### Извлеченный текст
◇ ◇ ◇ ◇ ◇ ◇ ◇

Отказываюсь отвечать по морально-этическим соображениям.
Большое развлечение – можно будет обсудить последние политические новости, тем более что утром в камеру дают «Известия» и «Правду».
Если это 91-й год, значит уже и любые газеты можно получать. Конечно, за свой счет. И на столике (тоже часть меблировки) будут лежать любые книжки из дома, то есть и Галич, и Солженицын. Думали ли они, что когда-нибудь их разрешат читать в политической тюрьме?!
Потом придет библиотекарь, предложит что-нибудь из шикарной лефортовской библиотеки, впрочем, я ее перечитала еще за первую ходку, в 69-м, 70-м году.
Прогулка обычно бывает во второй половине дня. Дворики сначала были внизу, потом были на крыше (надо ехать на лифте), и один раз за три ходки я обнаружила божью коровку. Это было просто шикарно. Где-то в 70-м году ко мне во дворик - достаточно голый, цементный, крытый сверху сеткой - слетела божья коровка. Мы с ней долго общались. А в 91-м году меня посетила бабочка, непонятно как туда проникнувшая.
После прогулки свободное время. Если это не пятница. Пятница – это душ. Роскошный, кафельный, с отдельными кабинками, дадут маникюрные ножницы. То есть развлечений хоть отбавляй. Книги есть, словари есть, учебники есть. Если это 91-й год – значит, на правилах внутреннего распорядка висит мой собственноручный лозунг из Набокова: «Кротость узника есть украшение темницы» и «Администрация не отвечает за пропажу вещей, а также самого заключенного».

◇ ◇ ◇ ◇ ◇ ◇ ◇

Назовите насекомое, которое, согласно тексту о Лефортовской тюрьме, слетело в прогулочный дворик где-то в 70-м году. Следующий далее материал существует отдельно от этого текста.

### Выдержки из материала

◇ ◇ ◇ ◇ ◇ ◇ ◇

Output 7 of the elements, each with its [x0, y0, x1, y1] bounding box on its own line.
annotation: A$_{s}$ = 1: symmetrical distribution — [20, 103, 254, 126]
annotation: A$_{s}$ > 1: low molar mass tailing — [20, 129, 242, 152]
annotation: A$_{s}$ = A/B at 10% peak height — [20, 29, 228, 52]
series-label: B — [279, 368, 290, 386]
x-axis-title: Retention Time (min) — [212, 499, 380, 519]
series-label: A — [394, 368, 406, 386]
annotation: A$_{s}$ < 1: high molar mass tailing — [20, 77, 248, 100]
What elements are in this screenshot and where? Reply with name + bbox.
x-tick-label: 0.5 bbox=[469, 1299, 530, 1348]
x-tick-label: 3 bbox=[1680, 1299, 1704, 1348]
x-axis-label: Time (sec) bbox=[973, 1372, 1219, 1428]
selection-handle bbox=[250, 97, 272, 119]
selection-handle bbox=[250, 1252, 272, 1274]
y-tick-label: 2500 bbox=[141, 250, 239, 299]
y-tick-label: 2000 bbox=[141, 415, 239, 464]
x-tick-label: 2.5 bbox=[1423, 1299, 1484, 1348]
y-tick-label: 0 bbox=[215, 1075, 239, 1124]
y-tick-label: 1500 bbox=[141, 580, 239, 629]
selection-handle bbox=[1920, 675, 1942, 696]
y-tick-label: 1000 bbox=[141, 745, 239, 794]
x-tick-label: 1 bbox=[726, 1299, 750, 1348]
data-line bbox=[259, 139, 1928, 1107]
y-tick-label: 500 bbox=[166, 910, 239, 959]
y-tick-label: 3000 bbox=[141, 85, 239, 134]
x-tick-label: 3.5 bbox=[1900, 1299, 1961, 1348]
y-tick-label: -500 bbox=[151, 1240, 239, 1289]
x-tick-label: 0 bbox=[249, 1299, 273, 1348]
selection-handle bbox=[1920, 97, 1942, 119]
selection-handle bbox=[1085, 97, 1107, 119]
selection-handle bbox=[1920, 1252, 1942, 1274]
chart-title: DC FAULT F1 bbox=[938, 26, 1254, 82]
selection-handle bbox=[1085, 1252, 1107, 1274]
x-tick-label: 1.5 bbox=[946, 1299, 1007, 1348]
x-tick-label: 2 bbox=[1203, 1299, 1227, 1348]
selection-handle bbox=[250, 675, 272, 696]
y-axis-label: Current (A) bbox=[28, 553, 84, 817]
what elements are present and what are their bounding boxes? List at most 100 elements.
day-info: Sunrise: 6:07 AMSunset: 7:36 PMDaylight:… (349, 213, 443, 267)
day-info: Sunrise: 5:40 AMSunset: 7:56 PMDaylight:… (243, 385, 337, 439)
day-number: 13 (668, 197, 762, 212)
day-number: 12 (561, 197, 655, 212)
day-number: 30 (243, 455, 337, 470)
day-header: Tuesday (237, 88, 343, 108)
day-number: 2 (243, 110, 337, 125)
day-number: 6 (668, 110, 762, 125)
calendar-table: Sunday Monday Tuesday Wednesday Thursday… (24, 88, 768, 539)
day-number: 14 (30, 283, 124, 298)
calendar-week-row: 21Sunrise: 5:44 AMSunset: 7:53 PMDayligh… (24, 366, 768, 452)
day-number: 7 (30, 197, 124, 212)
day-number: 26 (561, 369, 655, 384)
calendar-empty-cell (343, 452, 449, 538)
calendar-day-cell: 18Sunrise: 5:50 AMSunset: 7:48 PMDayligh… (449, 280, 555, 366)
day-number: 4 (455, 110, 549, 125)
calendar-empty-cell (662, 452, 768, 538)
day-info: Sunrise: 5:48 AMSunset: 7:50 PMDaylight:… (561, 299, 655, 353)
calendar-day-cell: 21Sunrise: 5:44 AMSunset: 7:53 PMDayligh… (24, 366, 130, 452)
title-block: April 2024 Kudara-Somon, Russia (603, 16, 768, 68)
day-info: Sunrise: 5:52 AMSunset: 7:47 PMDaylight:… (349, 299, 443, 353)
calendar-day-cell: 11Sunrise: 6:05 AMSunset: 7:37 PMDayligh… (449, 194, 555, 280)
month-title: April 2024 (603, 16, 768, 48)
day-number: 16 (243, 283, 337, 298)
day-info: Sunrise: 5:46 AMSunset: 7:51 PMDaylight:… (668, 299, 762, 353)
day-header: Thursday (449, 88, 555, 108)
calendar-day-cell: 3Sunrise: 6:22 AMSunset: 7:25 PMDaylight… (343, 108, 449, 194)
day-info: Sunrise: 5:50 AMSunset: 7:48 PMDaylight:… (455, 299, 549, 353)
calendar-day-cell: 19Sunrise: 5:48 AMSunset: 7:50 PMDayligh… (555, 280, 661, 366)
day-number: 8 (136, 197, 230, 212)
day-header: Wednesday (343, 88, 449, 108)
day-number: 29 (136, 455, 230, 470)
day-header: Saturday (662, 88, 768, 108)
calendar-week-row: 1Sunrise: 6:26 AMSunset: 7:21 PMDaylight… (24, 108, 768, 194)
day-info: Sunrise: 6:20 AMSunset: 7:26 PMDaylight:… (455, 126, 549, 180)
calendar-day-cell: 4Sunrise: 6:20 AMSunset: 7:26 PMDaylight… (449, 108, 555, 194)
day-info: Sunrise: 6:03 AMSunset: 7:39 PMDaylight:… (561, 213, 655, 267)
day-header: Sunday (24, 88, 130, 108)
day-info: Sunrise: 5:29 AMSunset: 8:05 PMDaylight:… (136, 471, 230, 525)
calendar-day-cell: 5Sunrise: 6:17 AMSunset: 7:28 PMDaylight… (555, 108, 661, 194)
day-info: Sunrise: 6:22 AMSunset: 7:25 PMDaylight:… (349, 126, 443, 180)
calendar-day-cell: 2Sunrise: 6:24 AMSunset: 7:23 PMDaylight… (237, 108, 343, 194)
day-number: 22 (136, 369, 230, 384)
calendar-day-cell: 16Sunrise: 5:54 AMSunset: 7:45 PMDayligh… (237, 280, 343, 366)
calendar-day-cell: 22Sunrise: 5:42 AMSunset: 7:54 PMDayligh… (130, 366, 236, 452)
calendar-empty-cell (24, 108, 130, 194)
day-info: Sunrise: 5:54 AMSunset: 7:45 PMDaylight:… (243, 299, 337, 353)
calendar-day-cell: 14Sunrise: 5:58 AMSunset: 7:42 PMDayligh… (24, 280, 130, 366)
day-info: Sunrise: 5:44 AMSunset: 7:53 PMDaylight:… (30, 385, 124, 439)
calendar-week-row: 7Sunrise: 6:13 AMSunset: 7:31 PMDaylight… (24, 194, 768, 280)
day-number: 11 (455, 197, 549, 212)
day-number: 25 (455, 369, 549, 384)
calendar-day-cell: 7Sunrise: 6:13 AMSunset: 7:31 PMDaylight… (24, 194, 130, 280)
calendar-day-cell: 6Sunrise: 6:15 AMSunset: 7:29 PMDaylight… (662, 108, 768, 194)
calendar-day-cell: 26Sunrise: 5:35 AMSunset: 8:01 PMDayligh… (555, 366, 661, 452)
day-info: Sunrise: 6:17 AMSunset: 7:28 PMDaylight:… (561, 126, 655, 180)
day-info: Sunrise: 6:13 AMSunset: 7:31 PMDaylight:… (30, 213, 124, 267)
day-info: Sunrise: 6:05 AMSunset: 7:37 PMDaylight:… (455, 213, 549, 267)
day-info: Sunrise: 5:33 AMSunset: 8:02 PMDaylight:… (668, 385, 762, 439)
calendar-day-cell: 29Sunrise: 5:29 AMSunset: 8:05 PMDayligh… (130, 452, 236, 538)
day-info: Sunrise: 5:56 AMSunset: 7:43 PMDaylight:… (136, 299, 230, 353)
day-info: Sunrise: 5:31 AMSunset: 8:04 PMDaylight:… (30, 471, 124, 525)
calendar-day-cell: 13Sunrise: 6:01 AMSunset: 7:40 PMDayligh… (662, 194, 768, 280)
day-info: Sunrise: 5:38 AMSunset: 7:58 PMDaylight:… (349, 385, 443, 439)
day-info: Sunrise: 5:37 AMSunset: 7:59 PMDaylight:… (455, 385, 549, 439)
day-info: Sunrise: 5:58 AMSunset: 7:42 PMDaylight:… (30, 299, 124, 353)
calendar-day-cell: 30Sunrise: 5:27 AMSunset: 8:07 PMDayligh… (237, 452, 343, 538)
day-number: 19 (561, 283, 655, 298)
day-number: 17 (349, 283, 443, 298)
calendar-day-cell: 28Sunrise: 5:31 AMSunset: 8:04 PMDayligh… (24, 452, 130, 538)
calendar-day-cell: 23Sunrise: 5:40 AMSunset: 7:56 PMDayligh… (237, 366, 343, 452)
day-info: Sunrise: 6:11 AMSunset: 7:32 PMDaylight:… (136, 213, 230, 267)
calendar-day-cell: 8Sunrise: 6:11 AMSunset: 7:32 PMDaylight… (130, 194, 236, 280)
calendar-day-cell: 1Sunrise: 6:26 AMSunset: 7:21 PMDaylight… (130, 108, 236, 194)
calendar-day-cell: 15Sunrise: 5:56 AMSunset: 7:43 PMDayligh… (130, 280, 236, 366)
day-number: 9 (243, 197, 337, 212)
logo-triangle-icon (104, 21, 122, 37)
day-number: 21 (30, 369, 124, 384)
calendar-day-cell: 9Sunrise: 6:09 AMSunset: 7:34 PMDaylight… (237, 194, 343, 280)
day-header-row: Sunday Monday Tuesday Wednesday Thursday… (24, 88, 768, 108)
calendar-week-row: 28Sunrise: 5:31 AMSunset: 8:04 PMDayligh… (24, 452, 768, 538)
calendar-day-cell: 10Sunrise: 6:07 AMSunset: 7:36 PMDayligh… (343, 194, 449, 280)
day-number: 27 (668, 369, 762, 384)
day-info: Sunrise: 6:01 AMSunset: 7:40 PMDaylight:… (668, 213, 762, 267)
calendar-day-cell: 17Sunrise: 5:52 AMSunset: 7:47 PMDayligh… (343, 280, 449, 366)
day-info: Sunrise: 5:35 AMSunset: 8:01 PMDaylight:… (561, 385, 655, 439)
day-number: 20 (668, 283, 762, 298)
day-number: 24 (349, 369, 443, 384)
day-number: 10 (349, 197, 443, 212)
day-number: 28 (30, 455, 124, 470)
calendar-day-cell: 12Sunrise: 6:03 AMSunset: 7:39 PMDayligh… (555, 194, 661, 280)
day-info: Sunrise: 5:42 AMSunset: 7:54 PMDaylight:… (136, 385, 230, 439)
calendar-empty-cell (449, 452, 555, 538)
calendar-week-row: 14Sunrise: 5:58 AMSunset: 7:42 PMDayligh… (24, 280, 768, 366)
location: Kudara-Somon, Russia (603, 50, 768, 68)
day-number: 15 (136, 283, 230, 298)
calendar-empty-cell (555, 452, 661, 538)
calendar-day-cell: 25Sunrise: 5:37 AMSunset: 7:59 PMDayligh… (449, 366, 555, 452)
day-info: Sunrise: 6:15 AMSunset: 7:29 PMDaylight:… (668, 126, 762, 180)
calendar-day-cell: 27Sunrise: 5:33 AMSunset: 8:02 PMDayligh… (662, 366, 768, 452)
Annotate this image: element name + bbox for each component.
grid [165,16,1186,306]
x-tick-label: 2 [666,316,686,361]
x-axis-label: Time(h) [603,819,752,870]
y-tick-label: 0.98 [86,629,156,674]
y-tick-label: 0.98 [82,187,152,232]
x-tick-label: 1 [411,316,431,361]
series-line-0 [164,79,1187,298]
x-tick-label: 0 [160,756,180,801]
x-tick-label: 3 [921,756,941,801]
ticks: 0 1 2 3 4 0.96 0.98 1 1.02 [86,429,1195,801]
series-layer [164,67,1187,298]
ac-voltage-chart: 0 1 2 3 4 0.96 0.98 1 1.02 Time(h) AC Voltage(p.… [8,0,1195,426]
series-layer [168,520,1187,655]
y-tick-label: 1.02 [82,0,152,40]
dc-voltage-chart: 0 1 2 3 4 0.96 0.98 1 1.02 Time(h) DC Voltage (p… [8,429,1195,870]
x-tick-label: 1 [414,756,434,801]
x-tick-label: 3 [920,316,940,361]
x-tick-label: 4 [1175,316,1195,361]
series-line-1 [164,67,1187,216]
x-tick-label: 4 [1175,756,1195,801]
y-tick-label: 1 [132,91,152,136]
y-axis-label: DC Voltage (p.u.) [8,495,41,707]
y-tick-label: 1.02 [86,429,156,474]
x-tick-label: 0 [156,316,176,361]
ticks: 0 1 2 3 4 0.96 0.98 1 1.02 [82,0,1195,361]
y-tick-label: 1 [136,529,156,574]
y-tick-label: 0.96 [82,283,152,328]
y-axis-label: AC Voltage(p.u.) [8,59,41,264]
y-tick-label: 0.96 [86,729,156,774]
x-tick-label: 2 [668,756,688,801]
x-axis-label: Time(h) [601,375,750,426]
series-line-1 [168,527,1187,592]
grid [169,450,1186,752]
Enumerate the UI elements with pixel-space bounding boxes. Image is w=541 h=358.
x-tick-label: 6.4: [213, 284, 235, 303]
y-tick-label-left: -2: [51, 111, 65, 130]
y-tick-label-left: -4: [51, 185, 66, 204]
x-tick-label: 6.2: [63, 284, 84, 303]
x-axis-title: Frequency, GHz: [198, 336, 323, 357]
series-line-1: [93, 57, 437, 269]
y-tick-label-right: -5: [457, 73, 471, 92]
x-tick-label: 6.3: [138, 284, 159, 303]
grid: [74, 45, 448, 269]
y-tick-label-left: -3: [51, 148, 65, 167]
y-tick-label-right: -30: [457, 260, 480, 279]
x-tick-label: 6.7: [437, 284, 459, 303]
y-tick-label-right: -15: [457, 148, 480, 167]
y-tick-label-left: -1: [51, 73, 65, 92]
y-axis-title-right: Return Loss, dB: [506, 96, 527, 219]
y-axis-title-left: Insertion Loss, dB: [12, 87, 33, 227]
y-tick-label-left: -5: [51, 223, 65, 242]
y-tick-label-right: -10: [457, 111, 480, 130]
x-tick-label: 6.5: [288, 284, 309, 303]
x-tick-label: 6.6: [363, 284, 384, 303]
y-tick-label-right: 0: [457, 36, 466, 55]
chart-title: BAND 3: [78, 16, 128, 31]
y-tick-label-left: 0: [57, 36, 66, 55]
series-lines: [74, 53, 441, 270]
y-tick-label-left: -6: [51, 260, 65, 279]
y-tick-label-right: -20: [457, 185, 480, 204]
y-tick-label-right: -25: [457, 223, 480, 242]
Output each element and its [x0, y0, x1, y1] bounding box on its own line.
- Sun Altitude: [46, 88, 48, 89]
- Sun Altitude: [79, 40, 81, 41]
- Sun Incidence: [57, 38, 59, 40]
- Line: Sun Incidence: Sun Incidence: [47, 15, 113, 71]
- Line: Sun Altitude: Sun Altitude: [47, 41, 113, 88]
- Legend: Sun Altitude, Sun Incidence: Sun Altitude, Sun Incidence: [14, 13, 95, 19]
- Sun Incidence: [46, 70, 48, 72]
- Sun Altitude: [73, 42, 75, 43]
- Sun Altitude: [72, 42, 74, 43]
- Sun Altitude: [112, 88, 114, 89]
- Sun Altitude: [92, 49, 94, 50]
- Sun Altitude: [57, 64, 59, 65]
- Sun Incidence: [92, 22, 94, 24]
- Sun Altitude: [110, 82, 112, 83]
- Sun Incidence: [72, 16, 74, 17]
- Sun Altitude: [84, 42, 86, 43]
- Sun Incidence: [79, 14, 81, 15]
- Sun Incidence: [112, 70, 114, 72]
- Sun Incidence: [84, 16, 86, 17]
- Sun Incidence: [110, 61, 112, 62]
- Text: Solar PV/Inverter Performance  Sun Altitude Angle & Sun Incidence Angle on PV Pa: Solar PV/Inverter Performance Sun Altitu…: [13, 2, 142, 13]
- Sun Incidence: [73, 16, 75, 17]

◇ ◇ ◇ ◇ ◇ ◇ ◇

### Решение задания
Божья коровка.